(EXERCISE GOAL):
Search the material for the string "cuaternario", then return every line where it is found.

(Records)
※
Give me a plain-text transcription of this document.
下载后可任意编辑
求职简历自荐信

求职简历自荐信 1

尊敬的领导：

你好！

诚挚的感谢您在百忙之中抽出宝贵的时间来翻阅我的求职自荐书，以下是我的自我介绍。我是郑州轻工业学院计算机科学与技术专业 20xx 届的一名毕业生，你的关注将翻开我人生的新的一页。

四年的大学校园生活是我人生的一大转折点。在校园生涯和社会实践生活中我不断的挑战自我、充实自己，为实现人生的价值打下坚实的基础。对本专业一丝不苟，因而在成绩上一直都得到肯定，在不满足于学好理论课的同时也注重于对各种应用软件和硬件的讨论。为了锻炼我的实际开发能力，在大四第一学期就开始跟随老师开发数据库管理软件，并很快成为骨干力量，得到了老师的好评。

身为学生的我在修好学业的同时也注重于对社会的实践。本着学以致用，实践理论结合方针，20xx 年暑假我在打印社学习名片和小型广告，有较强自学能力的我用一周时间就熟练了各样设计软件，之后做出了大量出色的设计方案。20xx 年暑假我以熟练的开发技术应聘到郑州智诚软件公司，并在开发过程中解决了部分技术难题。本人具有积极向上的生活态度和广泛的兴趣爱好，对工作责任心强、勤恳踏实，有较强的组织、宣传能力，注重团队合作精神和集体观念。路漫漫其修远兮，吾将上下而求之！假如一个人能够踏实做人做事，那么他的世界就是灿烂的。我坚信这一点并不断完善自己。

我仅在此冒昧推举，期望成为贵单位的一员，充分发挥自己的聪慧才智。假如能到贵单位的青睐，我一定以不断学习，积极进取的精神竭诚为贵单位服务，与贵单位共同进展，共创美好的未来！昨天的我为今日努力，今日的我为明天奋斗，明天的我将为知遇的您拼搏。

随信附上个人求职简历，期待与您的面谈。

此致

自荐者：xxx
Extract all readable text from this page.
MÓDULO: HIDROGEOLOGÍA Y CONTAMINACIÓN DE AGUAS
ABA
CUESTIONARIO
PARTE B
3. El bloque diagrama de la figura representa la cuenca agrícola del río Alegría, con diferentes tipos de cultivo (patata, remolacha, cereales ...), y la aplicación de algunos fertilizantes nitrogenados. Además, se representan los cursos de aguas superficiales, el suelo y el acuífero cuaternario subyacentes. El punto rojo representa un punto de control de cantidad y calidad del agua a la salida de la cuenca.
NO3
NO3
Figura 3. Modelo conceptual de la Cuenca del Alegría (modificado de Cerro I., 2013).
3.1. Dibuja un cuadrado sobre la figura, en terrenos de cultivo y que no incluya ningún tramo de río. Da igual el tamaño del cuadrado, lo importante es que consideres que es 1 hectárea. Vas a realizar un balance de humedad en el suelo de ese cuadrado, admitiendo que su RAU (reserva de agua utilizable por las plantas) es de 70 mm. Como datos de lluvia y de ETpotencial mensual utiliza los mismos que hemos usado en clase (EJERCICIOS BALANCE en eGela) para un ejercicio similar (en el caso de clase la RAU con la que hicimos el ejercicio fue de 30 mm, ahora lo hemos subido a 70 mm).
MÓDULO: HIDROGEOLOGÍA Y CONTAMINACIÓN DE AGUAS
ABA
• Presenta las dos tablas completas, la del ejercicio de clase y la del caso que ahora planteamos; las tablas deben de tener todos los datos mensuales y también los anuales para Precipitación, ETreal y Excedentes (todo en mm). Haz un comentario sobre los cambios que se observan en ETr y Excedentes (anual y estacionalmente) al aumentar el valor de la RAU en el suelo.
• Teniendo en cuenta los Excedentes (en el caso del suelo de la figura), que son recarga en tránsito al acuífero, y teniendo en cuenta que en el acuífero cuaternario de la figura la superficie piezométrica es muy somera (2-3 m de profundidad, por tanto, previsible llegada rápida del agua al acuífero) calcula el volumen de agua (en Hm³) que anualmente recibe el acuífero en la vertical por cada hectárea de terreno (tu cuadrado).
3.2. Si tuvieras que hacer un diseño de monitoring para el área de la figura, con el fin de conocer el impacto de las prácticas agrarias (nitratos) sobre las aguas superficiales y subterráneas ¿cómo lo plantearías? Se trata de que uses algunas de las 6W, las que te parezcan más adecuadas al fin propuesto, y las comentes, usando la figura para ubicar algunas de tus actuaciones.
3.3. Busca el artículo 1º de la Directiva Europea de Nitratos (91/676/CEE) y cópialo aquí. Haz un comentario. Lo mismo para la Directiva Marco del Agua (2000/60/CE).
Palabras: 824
※
(RESULT OF THE TASK):
3. El bloque diagrama de la figura representa la cuenca agrícola del río Alegría, con diferentes tipos de cultivo (patata, remolacha, cereales ...), y la aplicación de algunos fertilizantes nitrogenados. Además, se representan los cursos de aguas superficiales, el suelo y el acuífero cuaternario subyacentes. El punto rojo representa un punto de control de cantidad y calidad del agua a la salida de la cuenca.
• Teniendo en cuenta los Excedentes (en el caso del suelo de la figura), que son recarga en tránsito al acuífero, y teniendo en cuenta que en el acuífero cuaternario de la figura la superficie piezométrica es muy somera (2-3 m de profundidad, por tanto, previsible llegada rápida del agua al acuífero) calcula el volumen de agua (en Hm³) que anualmente recibe el acuífero en la vertical por cada hectárea de terreno (tu cuadrado).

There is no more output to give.